■ Document excerpt:

The passage of the electrolyte solution, entirely or partly, in one
direction constitutes a cycle of passage. The method of the
invention is characterized in that it can comprise a multiplicity
of cycles depending on the quantity of metal that is to be
deposited on the felt.
Advantageously, the felt element is a graphite felt element. A felt
of this type has the advantage of being a low-cost conductive
material that is easy to use.
The choice of graphite is particularly valuable for the
electrodeposition method. Indeed, carbon has the particular feature
of possessing the highest water stability field of all the
conductive materials (-1 to 1.5 V/SHE at pH=0). This particular
feature makes it possible to work with metal ions for which the
standard oxidation-reduction potential E.sup.0 is smaller than 0
V/SHE (volts relative to the standard hydrogen electrode). The
graphite felts that can be used to implement the method according
to the invention are preferably of the type commercially
distributed by the firm Le Carbone Lorraine, under the references
RVG 4000 or RVG 2000, or by the firm PICA.
As indicated here above, the method may include a preliminary step
of pre-metallization of the at least one felt element. This
pre-metallization can be done through the method of the
invention.
This preliminary step of metallization gives a metallized felt.

■ Information provided:
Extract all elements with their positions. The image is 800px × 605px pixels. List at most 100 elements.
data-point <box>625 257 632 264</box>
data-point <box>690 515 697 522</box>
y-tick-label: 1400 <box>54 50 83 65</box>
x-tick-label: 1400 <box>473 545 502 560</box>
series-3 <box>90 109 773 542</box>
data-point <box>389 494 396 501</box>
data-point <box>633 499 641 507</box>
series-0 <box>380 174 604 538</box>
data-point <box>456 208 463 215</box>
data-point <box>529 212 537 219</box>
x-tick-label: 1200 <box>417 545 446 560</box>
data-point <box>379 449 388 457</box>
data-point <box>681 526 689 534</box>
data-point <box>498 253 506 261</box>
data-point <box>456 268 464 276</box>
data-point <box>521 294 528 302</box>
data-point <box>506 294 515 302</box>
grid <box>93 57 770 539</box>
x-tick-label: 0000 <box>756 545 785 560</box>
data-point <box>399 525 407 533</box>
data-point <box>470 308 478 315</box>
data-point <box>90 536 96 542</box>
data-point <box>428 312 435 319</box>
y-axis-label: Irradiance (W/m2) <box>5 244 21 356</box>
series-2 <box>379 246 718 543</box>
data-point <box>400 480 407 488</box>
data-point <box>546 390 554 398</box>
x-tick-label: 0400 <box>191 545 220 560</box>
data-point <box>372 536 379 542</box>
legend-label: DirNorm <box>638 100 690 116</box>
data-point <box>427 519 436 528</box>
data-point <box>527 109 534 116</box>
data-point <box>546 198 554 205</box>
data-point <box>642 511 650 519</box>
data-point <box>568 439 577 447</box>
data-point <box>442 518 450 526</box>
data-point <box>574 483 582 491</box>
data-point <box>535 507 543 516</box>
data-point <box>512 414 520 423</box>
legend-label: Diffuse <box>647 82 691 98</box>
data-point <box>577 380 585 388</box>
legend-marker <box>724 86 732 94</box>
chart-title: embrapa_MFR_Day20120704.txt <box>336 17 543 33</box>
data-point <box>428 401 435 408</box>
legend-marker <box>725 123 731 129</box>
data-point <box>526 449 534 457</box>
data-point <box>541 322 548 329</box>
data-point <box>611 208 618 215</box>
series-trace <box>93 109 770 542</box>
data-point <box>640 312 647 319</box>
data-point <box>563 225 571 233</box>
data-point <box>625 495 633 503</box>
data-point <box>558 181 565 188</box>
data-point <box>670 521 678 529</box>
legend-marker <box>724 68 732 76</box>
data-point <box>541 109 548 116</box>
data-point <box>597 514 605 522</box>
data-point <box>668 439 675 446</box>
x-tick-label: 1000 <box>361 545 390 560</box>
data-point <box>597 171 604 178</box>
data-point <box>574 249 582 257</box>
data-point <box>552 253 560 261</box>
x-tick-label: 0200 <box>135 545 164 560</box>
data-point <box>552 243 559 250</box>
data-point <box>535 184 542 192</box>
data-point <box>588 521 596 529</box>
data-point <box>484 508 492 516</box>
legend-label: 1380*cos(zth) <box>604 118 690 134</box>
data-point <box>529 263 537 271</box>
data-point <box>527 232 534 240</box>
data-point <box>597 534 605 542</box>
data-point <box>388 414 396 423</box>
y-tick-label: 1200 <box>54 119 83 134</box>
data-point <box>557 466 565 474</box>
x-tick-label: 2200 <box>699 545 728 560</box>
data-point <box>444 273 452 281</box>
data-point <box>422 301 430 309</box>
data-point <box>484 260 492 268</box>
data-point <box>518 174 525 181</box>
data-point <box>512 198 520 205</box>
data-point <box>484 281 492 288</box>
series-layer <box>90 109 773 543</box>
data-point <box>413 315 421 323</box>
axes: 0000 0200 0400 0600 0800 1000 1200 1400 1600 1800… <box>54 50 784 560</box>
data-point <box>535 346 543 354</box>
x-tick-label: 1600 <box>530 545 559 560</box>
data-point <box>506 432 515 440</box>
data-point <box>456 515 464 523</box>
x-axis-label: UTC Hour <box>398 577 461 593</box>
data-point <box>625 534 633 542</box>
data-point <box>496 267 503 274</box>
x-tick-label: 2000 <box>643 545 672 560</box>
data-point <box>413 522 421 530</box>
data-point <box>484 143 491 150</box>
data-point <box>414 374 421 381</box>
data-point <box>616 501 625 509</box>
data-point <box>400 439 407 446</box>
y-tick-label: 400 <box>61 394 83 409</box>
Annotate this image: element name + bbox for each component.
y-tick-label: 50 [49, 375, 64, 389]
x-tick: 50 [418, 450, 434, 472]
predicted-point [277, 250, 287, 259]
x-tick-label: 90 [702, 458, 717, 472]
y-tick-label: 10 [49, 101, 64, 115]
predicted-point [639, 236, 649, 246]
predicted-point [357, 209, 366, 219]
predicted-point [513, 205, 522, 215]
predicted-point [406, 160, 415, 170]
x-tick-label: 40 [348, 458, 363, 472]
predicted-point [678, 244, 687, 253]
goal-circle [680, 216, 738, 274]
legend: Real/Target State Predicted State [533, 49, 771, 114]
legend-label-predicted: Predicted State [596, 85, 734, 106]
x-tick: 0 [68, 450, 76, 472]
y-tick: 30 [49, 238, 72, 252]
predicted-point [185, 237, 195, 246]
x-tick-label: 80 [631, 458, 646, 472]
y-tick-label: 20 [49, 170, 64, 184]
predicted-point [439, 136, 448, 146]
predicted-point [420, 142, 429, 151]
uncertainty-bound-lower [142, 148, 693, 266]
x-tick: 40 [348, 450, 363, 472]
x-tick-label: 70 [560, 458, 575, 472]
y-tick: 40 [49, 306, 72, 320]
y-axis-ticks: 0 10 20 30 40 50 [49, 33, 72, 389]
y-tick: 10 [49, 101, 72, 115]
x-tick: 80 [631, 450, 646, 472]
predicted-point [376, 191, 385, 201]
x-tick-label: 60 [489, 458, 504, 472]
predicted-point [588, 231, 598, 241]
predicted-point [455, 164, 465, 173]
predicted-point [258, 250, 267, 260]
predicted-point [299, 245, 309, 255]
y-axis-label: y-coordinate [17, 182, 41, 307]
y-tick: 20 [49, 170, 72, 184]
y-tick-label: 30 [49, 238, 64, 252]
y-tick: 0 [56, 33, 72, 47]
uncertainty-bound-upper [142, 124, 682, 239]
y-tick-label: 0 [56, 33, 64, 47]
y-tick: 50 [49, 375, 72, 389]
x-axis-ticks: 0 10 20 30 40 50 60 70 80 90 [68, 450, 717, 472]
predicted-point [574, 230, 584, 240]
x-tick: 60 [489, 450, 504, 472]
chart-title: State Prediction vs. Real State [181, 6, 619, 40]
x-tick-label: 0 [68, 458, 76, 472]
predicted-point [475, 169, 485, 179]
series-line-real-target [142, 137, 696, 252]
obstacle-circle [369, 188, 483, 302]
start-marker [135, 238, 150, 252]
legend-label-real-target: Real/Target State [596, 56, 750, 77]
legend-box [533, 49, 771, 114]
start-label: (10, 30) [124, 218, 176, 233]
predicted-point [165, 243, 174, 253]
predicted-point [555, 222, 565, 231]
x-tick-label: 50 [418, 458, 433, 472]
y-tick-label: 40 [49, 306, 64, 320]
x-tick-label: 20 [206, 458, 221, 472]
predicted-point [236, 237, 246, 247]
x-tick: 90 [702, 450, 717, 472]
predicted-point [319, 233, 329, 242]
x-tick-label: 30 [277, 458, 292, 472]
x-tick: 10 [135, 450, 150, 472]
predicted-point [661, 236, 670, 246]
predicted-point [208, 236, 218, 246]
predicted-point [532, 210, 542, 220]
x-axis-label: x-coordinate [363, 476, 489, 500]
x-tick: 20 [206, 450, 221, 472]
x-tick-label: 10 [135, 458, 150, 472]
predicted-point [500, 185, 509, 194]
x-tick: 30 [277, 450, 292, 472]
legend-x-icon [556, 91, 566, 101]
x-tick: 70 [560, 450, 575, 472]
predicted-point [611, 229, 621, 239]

■ What you should do: Please copy the stretch of the graphite felt passage from "The passage of" through "on the felt.", word for word.

■ Output for this task:
The passage of the electrolyte solution, entirely or partly, in one
direction constitutes a cycle of passage. The method of the
invention is characterized in that it can comprise a multiplicity
of cycles depending on the quantity of metal that is to be
deposited on the felt.